Try it
Exact reproduction of the following data is required.

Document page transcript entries
###

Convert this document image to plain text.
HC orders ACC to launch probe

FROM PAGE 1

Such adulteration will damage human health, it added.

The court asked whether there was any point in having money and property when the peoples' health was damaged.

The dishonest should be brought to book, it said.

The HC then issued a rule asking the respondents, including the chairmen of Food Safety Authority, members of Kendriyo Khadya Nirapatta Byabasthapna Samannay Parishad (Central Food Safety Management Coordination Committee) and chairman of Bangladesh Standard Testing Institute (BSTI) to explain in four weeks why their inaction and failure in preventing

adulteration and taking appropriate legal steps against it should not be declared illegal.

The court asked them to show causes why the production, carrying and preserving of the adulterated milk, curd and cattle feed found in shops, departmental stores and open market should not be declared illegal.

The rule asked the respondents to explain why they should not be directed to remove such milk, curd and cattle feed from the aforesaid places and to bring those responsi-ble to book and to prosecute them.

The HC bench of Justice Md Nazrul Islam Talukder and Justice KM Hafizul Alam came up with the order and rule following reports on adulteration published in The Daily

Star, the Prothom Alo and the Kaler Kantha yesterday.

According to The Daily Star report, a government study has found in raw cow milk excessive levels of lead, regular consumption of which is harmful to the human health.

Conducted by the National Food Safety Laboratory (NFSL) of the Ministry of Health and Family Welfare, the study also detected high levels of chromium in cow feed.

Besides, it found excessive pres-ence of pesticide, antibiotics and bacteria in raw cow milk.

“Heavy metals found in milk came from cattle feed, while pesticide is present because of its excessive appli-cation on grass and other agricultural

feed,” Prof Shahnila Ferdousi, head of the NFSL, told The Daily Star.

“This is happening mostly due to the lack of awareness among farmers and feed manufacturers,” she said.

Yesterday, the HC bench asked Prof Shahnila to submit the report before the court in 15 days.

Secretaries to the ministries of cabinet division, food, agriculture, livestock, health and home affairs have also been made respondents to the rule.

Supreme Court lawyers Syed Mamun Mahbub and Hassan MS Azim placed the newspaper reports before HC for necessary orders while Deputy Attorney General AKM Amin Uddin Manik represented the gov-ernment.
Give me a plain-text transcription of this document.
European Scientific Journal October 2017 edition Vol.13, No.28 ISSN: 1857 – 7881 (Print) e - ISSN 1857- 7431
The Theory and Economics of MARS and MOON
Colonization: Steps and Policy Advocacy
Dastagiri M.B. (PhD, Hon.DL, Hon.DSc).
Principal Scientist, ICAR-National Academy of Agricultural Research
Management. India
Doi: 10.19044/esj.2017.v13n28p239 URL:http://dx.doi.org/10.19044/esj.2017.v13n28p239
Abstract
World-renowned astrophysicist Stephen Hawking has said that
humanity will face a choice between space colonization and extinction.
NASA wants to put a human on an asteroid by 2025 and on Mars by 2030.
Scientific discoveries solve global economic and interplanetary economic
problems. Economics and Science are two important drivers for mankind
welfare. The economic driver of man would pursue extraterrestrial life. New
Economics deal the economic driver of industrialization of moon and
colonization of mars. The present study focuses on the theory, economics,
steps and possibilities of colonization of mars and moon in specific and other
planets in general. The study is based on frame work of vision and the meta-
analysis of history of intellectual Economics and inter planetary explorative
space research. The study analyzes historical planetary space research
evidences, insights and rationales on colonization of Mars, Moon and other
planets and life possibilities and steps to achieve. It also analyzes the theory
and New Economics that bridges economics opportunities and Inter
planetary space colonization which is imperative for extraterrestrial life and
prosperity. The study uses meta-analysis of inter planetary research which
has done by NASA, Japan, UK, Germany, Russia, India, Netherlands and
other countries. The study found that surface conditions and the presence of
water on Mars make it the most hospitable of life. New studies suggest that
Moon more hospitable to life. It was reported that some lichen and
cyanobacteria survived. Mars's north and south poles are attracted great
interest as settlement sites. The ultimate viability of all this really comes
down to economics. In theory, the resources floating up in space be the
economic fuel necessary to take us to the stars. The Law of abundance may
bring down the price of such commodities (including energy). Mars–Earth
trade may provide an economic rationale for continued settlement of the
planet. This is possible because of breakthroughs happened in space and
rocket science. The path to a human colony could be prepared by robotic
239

###

Exercise output
Convert this document image to plain text.
HC orders ACC to launch probe

FROM PAGE 1

Such adulteration will damage human health, it added.

The court asked whether there was any point in having money and property when the peoples' health was damaged.

The dishonest should be brought to book, it said.

The HC then issued a rule asking the respondents, including the chairmen of Food Safety Authority, members of Kendriyo Khadya Nirapatta Byabasthapna Samannay Parishad (Central Food Safety Management Coordination Committee) and chairman of Bangladesh Standard Testing Institute (BSTI) to explain in four weeks why their inaction and failure in preventing

adulteration and taking appropriate legal steps against it should not be declared illegal.

The court asked them to show causes why the production, carrying and preserving of the adulterated milk, curd and cattle feed found in shops, departmental stores and open market should not be declared illegal.

The rule asked the respondents to explain why they should not be directed to remove such milk, curd and cattle feed from the aforesaid places and to bring those responsi-ble to book and to prosecute them.

The HC bench of Justice Md Nazrul Islam Talukder and Justice KM Hafizul Alam came up with the order and rule following reports on adulteration published in The Daily

Star, the Prothom Alo and the Kaler Kantha yesterday.

According to The Daily Star report, a government study has found in raw cow milk excessive levels of lead, regular consumption of which is harmful to the human health.

Conducted by the National Food Safety Laboratory (NFSL) of the Ministry of Health and Family Welfare, the study also detected high levels of chromium in cow feed.

Besides, it found excessive pres-ence of pesticide, antibiotics and bacteria in raw cow milk.

“Heavy metals found in milk came from cattle feed, while pesticide is present because of its excessive appli-cation on grass and other agricultural

feed,” Prof Shahnila Ferdousi, head of the NFSL, told The Daily Star.

“This is happening mostly due to the lack of awareness among farmers and feed manufacturers,” she said.

Yesterday, the HC bench asked Prof Shahnila to submit the report before the court in 15 days.

Secretaries to the ministries of cabinet division, food, agriculture, livestock, health and home affairs have also been made respondents to the rule.

Supreme Court lawyers Syed Mamun Mahbub and Hassan MS Azim placed the newspaper reports before HC for necessary orders while Deputy Attorney General AKM Amin Uddin Manik represented the gov-ernment.
Give me a plain-text transcription of this document.
European Scientific Journal October 2017 edition Vol.13, No.28 ISSN: 1857 – 7881 (Print) e - ISSN 1857- 7431
The Theory and Economics of MARS and MOON
Colonization: Steps and Policy Advocacy
Dastagiri M.B. (PhD, Hon.DL, Hon.DSc).
Principal Scientist, ICAR-National Academy of Agricultural Research
Management. India
Doi: 10.19044/esj.2017.v13n28p239 URL:http://dx.doi.org/10.19044/esj.2017.v13n28p239
Abstract
World-renowned astrophysicist Stephen Hawking has said that
humanity will face a choice between space colonization and extinction.
NASA wants to put a human on an asteroid by 2025 and on Mars by 2030.
Scientific discoveries solve global economic and interplanetary economic
problems. Economics and Science are two important drivers for mankind
welfare. The economic driver of man would pursue extraterrestrial life. New
Economics deal the economic driver of industrialization of moon and
colonization of mars. The present study focuses on the theory, economics,
steps and possibilities of colonization of mars and moon in specific and other
planets in general. The study is based on frame work of vision and the meta-
analysis of history of intellectual Economics and inter planetary explorative
space research. The study analyzes historical planetary space research
evidences, insights and rationales on colonization of Mars, Moon and other
planets and life possibilities and steps to achieve. It also analyzes the theory
and New Economics that bridges economics opportunities and Inter
planetary space colonization which is imperative for extraterrestrial life and
prosperity. The study uses meta-analysis of inter planetary research which
has done by NASA, Japan, UK, Germany, Russia, India, Netherlands and
other countries. The study found that surface conditions and the presence of
water on Mars make it the most hospitable of life. New studies suggest that
Moon more hospitable to life. It was reported that some lichen and
cyanobacteria survived. Mars's north and south poles are attracted great
interest as settlement sites. The ultimate viability of all this really comes
down to economics. In theory, the resources floating up in space be the
economic fuel necessary to take us to the stars. The Law of abundance may
bring down the price of such commodities (including energy). Mars–Earth
trade may provide an economic rationale for continued settlement of the
planet. This is possible because of breakthroughs happened in space and
rocket science. The path to a human colony could be prepared by robotic
239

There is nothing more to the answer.